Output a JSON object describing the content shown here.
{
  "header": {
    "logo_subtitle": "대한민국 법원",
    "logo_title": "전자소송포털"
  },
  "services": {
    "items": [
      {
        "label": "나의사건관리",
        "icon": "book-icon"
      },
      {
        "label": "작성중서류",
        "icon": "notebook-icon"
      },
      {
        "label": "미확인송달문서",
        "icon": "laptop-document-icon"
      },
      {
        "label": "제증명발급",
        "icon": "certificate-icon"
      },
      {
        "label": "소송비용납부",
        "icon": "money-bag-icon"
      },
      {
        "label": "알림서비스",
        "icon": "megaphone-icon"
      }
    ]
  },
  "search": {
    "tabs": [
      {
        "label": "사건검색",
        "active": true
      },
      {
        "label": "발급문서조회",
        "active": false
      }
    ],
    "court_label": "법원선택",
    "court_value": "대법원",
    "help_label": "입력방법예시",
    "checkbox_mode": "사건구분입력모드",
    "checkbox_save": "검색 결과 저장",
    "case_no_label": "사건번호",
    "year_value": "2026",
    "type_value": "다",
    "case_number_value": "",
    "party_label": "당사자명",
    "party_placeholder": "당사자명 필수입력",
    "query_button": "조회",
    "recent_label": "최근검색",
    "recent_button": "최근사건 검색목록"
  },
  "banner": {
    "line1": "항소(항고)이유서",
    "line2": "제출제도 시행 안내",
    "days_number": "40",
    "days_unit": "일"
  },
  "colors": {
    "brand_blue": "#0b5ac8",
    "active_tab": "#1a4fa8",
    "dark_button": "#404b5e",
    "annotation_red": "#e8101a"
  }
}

.....

## Task requirements
Take the entries above and transcribe them in full.

## Solved problem
Output a JSON object describing the content shown here.
{
  "header": {
    "logo_subtitle": "대한민국 법원",
    "logo_title": "전자소송포털"
  },
  "services": {
    "items": [
      {
        "label": "나의사건관리",
        "icon": "book-icon"
      },
      {
        "label": "작성중서류",
        "icon": "notebook-icon"
      },
      {
        "label": "미확인송달문서",
        "icon": "laptop-document-icon"
      },
      {
        "label": "제증명발급",
        "icon": "certificate-icon"
      },
      {
        "label": "소송비용납부",
        "icon": "money-bag-icon"
      },
      {
        "label": "알림서비스",
        "icon": "megaphone-icon"
      }
    ]
  },
  "search": {
    "tabs": [
      {
        "label": "사건검색",
        "active": true
      },
      {
        "label": "발급문서조회",
        "active": false
      }
    ],
    "court_label": "법원선택",
    "court_value": "대법원",
    "help_label": "입력방법예시",
    "checkbox_mode": "사건구분입력모드",
    "checkbox_save": "검색 결과 저장",
    "case_no_label": "사건번호",
    "year_value": "2026",
    "type_value": "다",
    "case_number_value": "",
    "party_label": "당사자명",
    "party_placeholder": "당사자명 필수입력",
    "query_button": "조회",
    "recent_label": "최근검색",
    "recent_button": "최근사건 검색목록"
  },
  "banner": {
    "line1": "항소(항고)이유서",
    "line2": "제출제도 시행 안내",
    "days_number": "40",
    "days_unit": "일"
  },
  "colors": {
    "brand_blue": "#0b5ac8",
    "active_tab": "#1a4fa8",
    "dark_button": "#404b5e",
    "annotation_red": "#e8101a"
  }
}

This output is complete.